**DATA IN THIS EXERCISE**
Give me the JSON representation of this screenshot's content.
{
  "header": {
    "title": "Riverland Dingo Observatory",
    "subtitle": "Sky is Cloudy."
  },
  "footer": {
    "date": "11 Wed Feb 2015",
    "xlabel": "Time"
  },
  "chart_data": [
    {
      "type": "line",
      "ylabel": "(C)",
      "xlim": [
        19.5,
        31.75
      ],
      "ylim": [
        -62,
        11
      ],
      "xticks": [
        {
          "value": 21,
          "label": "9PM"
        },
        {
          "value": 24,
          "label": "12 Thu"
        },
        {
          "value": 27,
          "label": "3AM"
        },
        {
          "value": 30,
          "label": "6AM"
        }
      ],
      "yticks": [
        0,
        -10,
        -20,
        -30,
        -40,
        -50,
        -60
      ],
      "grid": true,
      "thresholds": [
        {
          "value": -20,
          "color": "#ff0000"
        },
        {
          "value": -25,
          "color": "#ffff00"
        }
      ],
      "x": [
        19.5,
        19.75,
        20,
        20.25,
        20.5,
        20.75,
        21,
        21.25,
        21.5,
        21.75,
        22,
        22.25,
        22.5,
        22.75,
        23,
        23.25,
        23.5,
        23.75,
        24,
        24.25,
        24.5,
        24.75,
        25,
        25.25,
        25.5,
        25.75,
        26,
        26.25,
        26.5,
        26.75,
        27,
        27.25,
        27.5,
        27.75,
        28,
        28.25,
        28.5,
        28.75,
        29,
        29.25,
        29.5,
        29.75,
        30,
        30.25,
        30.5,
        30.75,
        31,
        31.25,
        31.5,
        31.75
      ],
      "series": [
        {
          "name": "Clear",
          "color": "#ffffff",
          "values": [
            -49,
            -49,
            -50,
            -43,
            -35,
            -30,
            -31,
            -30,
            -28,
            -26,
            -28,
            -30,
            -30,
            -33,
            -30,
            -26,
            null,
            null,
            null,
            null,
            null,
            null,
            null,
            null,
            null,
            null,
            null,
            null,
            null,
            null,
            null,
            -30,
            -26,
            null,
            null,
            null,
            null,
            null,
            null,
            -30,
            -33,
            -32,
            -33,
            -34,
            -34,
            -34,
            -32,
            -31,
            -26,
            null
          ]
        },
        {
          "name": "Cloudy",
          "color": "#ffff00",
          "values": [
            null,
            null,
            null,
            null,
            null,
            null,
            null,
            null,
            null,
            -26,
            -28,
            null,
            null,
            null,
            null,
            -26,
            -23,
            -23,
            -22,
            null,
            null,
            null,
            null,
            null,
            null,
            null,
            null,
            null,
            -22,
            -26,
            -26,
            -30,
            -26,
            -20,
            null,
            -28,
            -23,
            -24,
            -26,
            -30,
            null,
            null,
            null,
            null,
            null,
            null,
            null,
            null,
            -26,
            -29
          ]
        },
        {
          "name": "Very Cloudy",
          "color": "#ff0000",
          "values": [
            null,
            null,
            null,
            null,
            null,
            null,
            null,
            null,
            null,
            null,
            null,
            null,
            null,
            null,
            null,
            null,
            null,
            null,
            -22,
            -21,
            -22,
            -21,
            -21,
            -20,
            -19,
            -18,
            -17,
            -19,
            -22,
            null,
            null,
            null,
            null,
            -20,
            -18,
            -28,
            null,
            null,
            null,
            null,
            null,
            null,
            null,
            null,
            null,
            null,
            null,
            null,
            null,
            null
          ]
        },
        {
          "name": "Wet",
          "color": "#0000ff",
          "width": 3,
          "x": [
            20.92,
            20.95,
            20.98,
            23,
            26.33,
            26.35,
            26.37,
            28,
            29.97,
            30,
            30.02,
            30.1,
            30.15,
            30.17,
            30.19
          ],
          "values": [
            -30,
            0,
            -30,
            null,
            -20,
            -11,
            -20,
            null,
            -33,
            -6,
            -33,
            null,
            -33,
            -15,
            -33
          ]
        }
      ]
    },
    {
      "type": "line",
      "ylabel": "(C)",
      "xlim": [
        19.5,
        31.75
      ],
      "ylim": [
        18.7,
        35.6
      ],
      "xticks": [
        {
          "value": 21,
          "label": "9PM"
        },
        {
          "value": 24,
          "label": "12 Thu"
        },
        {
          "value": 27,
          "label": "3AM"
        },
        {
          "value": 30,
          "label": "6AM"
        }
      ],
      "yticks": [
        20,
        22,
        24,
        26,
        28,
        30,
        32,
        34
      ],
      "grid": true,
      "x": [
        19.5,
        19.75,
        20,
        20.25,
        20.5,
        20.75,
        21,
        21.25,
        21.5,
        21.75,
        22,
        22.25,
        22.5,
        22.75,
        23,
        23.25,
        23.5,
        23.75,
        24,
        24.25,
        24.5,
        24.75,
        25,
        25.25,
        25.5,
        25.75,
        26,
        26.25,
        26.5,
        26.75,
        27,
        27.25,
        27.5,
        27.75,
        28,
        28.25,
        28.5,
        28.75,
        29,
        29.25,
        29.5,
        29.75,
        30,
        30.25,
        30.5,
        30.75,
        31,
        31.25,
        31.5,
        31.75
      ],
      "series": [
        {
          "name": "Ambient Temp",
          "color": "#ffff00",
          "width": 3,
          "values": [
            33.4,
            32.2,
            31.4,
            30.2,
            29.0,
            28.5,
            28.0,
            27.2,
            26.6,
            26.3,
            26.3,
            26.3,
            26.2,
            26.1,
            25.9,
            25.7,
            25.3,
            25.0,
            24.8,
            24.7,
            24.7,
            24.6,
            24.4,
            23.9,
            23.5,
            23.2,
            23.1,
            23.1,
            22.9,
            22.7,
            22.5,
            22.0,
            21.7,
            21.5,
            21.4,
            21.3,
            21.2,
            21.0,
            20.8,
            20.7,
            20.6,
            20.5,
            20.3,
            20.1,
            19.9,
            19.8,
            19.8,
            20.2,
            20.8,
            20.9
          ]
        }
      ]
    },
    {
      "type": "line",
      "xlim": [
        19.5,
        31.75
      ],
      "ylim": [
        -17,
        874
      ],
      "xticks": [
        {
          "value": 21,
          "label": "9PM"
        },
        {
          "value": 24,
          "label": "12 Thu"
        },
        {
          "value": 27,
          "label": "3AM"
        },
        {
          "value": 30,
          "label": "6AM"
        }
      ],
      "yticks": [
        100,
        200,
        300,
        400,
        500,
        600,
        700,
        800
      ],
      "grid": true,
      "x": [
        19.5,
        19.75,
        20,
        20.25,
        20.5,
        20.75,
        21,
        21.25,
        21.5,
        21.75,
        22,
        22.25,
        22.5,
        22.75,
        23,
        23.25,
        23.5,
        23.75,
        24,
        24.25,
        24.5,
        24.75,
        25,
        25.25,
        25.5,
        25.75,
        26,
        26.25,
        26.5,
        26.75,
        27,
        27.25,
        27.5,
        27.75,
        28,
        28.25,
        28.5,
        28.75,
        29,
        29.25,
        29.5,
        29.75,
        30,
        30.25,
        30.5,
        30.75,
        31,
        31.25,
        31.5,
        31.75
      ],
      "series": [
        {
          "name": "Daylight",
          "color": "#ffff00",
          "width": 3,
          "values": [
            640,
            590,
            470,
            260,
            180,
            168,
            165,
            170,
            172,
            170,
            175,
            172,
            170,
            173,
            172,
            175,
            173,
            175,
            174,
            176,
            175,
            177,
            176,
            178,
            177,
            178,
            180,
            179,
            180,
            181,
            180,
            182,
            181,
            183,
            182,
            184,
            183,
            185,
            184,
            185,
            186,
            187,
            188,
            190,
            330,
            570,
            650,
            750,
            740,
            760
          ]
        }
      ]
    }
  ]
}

**WORK INSTRUCTIONS**
Which lines in the listing above hold the word "color"? Show each of them.

**FINISHED EXERCISE**
          "color": "#ff0000"
          "color": "#ffff00"
          "color": "#ffffff",
          "color": "#ffff00",
          "color": "#ff0000",
          "color": "#0000ff",
          "color": "#ffff00",
          "color": "#ffff00",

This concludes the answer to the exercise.